• DIRECTIONS:
Collect every line of the records below that contains the word "drive".

Stored entries
--------------------------------------------------

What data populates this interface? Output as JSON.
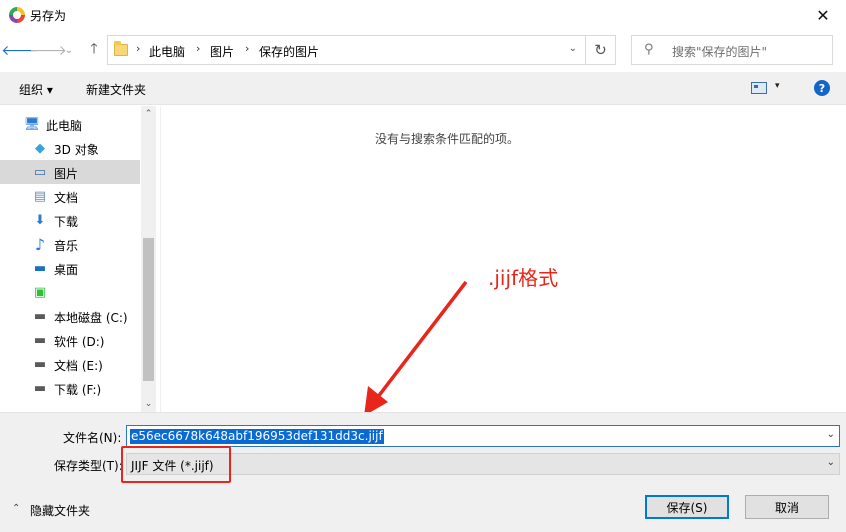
{
  "window": {
    "title": "另存为",
    "close_glyph": "✕"
  },
  "nav": {
    "back_glyph": "🡐",
    "forward_glyph": "🡒",
    "dropdown_glyph": "⌄",
    "up_glyph": "🡑",
    "breadcrumbs": [
      "此电脑",
      "图片",
      "保存的图片"
    ],
    "separator": "›",
    "address_dropdown": "⌄",
    "refresh_glyph": "↻",
    "search_placeholder": "搜索\"保存的图片\""
  },
  "toolbar": {
    "organize": "组织 ▾",
    "new_folder": "新建文件夹",
    "view_dropdown": "▾",
    "help": "?"
  },
  "sidebar": {
    "items": [
      {
        "label": "此电脑",
        "icon": "computer-icon",
        "glyph": "🖥"
      },
      {
        "label": "3D 对象",
        "icon": "cube-3d-icon",
        "glyph": "◆"
      },
      {
        "label": "图片",
        "icon": "pictures-icon",
        "glyph": "▭"
      },
      {
        "label": "文档",
        "icon": "document-icon",
        "glyph": "▤"
      },
      {
        "label": "下载",
        "icon": "download-arrow-icon",
        "glyph": "⬇"
      },
      {
        "label": "音乐",
        "icon": "music-note-icon",
        "glyph": "♪"
      },
      {
        "label": "桌面",
        "icon": "desktop-icon",
        "glyph": "▬"
      },
      {
        "label": "",
        "icon": "app-green-icon",
        "glyph": "▣"
      },
      {
        "label": "本地磁盘 (C:)",
        "icon": "drive-c-icon",
        "glyph": "▬"
      },
      {
        "label": "软件 (D:)",
        "icon": "drive-d-icon",
        "glyph": "▬"
      },
      {
        "label": "文档 (E:)",
        "icon": "drive-e-icon",
        "glyph": "▬"
      },
      {
        "label": "下载 (F:)",
        "icon": "drive-f-icon",
        "glyph": "▬"
      }
    ],
    "selected_index": 2,
    "scroll_up": "⌃",
    "scroll_down": "⌄"
  },
  "content": {
    "empty_message": "没有与搜索条件匹配的项。"
  },
  "annotation": {
    "text": ".jijf格式",
    "color": "#e8261b"
  },
  "form": {
    "filename_label": "文件名(N):",
    "filename_value": "e56ec6678k648abf196953def131dd3c.jijf",
    "filetype_label": "保存类型(T):",
    "filetype_value": "JIJF 文件 (*.jijf)",
    "dropdown_glyph": "⌄"
  },
  "footer": {
    "hide_folders": "隐藏文件夹",
    "hide_glyph": "⌃",
    "save_button": "保存(S)",
    "cancel_button": "取消"
  },
  "colors": {
    "accent": "#0078d7",
    "selection": "#0a6ad4",
    "annotation_red": "#e8261b"
  }
}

--------------------------------------------------

• RESPONSE:
        "icon": "drive-c-icon",
        "icon": "drive-d-icon",
        "icon": "drive-e-icon",
        "icon": "drive-f-icon",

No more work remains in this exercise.